[begin EXCERPTED RECORDS]

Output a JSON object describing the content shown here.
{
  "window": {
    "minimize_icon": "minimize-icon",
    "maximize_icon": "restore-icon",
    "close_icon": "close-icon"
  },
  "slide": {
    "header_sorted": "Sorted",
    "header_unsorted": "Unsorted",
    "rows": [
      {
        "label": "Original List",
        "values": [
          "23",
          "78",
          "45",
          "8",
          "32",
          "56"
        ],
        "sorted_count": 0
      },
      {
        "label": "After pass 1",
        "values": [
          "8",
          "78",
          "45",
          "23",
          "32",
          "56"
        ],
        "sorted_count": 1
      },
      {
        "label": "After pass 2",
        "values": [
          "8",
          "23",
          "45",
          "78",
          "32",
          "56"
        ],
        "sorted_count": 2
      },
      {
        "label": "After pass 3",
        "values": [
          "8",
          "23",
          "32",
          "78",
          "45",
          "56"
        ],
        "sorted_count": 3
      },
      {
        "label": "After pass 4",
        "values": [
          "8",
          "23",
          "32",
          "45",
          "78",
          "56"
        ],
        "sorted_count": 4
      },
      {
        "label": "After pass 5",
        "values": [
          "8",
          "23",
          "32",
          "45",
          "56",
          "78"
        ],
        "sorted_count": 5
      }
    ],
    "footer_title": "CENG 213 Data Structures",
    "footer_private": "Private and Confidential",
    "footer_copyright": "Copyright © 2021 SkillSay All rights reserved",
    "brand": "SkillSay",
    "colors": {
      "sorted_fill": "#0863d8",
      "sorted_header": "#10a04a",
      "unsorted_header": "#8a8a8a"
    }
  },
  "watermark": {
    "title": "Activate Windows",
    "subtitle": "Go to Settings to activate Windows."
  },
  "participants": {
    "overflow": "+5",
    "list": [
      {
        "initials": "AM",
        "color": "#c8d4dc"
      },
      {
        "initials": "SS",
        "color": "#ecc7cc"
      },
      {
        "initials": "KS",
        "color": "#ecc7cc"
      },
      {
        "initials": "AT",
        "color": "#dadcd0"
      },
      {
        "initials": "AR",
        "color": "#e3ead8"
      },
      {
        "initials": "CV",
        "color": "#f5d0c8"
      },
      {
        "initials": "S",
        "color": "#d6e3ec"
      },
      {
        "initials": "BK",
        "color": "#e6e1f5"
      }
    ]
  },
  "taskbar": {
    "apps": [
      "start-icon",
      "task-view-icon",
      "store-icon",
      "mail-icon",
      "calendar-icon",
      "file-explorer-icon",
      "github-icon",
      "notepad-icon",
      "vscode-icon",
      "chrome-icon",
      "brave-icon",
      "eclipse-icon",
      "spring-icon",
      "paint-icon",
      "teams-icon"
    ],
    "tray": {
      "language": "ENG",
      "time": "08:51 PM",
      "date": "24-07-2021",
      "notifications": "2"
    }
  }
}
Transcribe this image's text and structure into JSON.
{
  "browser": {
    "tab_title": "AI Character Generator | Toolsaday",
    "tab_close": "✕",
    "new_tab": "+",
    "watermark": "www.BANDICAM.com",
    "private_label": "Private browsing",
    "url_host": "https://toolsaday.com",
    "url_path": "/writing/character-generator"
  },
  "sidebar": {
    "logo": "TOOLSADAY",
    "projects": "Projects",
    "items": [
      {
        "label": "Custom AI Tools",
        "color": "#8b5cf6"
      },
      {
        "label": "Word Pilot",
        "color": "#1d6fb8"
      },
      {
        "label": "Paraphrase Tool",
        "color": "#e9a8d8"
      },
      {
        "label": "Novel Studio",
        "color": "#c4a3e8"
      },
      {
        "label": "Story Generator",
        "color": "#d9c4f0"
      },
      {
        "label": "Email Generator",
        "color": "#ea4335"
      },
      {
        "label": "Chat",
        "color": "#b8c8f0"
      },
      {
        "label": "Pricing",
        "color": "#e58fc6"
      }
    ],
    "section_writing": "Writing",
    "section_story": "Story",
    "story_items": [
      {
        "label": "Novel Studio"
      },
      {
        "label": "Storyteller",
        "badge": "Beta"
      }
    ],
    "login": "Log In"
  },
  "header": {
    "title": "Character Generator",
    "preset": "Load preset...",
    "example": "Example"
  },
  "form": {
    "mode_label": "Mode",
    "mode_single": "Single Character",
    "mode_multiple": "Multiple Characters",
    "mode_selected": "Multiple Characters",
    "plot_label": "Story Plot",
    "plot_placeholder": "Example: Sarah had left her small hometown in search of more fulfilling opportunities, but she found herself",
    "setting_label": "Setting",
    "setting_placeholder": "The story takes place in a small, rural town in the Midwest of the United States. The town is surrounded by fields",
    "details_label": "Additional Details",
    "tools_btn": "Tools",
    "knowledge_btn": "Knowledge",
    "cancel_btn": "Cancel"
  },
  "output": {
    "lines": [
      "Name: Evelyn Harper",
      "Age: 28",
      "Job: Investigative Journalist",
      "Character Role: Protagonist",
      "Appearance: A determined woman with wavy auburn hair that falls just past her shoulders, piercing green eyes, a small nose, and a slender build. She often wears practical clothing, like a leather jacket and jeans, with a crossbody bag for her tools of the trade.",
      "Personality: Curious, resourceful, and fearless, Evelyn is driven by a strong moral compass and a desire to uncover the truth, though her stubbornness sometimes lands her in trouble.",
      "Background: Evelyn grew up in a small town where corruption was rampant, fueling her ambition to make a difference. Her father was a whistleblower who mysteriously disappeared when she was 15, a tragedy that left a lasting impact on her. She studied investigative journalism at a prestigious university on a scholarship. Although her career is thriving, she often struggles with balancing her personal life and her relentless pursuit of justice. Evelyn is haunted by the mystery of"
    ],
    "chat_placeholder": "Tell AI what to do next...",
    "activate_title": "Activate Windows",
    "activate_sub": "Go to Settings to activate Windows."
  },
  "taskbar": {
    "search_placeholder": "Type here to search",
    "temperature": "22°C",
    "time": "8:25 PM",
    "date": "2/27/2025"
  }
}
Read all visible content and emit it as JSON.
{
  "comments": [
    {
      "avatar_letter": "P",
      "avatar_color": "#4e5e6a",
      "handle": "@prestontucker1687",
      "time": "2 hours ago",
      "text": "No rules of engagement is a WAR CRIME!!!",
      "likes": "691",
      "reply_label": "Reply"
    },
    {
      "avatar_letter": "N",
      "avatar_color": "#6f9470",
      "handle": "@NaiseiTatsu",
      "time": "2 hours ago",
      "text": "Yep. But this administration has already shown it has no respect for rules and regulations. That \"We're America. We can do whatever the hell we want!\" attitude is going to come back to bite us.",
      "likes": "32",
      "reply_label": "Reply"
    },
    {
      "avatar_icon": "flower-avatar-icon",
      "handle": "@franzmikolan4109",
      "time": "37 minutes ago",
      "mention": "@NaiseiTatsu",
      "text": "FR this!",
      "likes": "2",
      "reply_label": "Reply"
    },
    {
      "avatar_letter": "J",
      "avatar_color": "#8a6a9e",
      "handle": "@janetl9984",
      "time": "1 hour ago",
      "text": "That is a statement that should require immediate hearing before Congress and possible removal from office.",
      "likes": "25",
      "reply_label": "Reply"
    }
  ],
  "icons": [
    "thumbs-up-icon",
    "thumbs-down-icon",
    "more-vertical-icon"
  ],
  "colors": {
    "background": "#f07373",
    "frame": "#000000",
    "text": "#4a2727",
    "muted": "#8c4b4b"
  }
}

[end EXCERPTED RECORDS]

> [AIM]
From the records, copy every line that has the string "content" in it.

> [SOLUTION TO THE PROBLEM]
Output a JSON object describing the content shown here.
Read all visible content and emit it as JSON.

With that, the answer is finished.